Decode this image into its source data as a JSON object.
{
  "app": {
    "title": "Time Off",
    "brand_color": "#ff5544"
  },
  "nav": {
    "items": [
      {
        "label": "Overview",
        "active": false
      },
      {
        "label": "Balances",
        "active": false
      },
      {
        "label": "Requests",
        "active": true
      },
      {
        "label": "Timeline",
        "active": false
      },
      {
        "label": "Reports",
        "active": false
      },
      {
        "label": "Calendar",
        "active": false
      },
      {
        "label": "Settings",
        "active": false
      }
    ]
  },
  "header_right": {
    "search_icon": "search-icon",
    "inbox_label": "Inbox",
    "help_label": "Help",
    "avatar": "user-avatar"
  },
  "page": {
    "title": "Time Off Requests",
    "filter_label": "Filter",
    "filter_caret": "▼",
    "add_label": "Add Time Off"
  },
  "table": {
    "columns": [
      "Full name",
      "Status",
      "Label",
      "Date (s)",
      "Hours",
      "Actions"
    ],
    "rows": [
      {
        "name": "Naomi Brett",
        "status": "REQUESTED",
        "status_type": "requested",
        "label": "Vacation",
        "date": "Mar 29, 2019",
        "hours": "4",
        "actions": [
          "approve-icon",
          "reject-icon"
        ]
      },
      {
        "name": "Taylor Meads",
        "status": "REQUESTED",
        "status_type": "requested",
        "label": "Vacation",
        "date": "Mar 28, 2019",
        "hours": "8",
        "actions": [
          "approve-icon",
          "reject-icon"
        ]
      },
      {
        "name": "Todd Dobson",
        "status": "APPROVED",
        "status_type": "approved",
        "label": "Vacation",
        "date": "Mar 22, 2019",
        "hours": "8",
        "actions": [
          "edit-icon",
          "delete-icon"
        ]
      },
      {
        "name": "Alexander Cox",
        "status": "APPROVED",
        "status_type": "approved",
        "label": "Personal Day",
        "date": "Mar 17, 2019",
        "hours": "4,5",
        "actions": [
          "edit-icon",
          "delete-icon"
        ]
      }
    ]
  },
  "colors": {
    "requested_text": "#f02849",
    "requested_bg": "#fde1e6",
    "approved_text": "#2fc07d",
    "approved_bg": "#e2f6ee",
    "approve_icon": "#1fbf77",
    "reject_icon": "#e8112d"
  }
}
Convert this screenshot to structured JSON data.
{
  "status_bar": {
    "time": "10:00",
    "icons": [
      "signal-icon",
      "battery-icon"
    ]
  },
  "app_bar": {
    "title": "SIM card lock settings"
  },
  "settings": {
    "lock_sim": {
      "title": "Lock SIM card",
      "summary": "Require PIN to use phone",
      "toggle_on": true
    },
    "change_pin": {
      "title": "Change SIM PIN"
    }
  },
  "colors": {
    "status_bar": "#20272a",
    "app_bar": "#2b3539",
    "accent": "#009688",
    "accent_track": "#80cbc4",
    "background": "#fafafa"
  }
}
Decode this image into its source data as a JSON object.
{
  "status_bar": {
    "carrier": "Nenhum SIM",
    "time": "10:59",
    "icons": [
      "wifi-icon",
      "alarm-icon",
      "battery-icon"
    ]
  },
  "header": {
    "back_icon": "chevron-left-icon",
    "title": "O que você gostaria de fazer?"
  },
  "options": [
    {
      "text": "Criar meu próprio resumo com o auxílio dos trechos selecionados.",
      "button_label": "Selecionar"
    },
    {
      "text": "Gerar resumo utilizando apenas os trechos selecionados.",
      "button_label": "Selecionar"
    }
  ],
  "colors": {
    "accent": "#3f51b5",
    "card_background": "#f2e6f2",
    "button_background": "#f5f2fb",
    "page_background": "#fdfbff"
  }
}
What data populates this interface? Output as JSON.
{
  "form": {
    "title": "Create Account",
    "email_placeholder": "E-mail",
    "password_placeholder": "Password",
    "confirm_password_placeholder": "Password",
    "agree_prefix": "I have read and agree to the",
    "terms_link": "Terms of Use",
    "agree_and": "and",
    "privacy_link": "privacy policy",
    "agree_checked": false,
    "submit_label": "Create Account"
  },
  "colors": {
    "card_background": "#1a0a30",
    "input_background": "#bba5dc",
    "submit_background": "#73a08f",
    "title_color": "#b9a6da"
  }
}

● ● ●

**TASK DESCRIPTION**
Every line of the records above needs to be given again exactly.

**TASK RESULT**
Decode this image into its source data as a JSON object.
{
  "app": {
    "title": "Time Off",
    "brand_color": "#ff5544"
  },
  "nav": {
    "items": [
      {
        "label": "Overview",
        "active": false
      },
      {
        "label": "Balances",
        "active": false
      },
      {
        "label": "Requests",
        "active": true
      },
      {
        "label": "Timeline",
        "active": false
      },
      {
        "label": "Reports",
        "active": false
      },
      {
        "label": "Calendar",
        "active": false
      },
      {
        "label": "Settings",
        "active": false
      }
    ]
  },
  "header_right": {
    "search_icon": "search-icon",
    "inbox_label": "Inbox",
    "help_label": "Help",
    "avatar": "user-avatar"
  },
  "page": {
    "title": "Time Off Requests",
    "filter_label": "Filter",
    "filter_caret": "▼",
    "add_label": "Add Time Off"
  },
  "table": {
    "columns": [
      "Full name",
      "Status",
      "Label",
      "Date (s)",
      "Hours",
      "Actions"
    ],
    "rows": [
      {
        "name": "Naomi Brett",
        "status": "REQUESTED",
        "status_type": "requested",
        "label": "Vacation",
        "date": "Mar 29, 2019",
        "hours": "4",
        "actions": [
          "approve-icon",
          "reject-icon"
        ]
      },
      {
        "name": "Taylor Meads",
        "status": "REQUESTED",
        "status_type": "requested",
        "label": "Vacation",
        "date": "Mar 28, 2019",
        "hours": "8",
        "actions": [
          "approve-icon",
          "reject-icon"
        ]
      },
      {
        "name": "Todd Dobson",
        "status": "APPROVED",
        "status_type": "approved",
        "label": "Vacation",
        "date": "Mar 22, 2019",
        "hours": "8",
        "actions": [
          "edit-icon",
          "delete-icon"
        ]
      },
      {
        "name": "Alexander Cox",
        "status": "APPROVED",
        "status_type": "approved",
        "label": "Personal Day",
        "date": "Mar 17, 2019",
        "hours": "4,5",
        "actions": [
          "edit-icon",
          "delete-icon"
        ]
      }
    ]
  },
  "colors": {
    "requested_text": "#f02849",
    "requested_bg": "#fde1e6",
    "approved_text": "#2fc07d",
    "approved_bg": "#e2f6ee",
    "approve_icon": "#1fbf77",
    "reject_icon": "#e8112d"
  }
}
Convert this screenshot to structured JSON data.
{
  "status_bar": {
    "time": "10:00",
    "icons": [
      "signal-icon",
      "battery-icon"
    ]
  },
  "app_bar": {
    "title": "SIM card lock settings"
  },
  "settings": {
    "lock_sim": {
      "title": "Lock SIM card",
      "summary": "Require PIN to use phone",
      "toggle_on": true
    },
    "change_pin": {
      "title": "Change SIM PIN"
    }
  },
  "colors": {
    "status_bar": "#20272a",
    "app_bar": "#2b3539",
    "accent": "#009688",
    "accent_track": "#80cbc4",
    "background": "#fafafa"
  }
}
Decode this image into its source data as a JSON object.
{
  "status_bar": {
    "carrier": "Nenhum SIM",
    "time": "10:59",
    "icons": [
      "wifi-icon",
      "alarm-icon",
      "battery-icon"
    ]
  },
  "header": {
    "back_icon": "chevron-left-icon",
    "title": "O que você gostaria de fazer?"
  },
  "options": [
    {
      "text": "Criar meu próprio resumo com o auxílio dos trechos selecionados.",
      "button_label": "Selecionar"
    },
    {
      "text": "Gerar resumo utilizando apenas os trechos selecionados.",
      "button_label": "Selecionar"
    }
  ],
  "colors": {
    "accent": "#3f51b5",
    "card_background": "#f2e6f2",
    "button_background": "#f5f2fb",
    "page_background": "#fdfbff"
  }
}
What data populates this interface? Output as JSON.
{
  "form": {
    "title": "Create Account",
    "email_placeholder": "E-mail",
    "password_placeholder": "Password",
    "confirm_password_placeholder": "Password",
    "agree_prefix": "I have read and agree to the",
    "terms_link": "Terms of Use",
    "agree_and": "and",
    "privacy_link": "privacy policy",
    "agree_checked": false,
    "submit_label": "Create Account"
  },
  "colors": {
    "card_background": "#1a0a30",
    "input_background": "#bba5dc",
    "submit_background": "#73a08f",
    "title_color": "#b9a6da"
  }
}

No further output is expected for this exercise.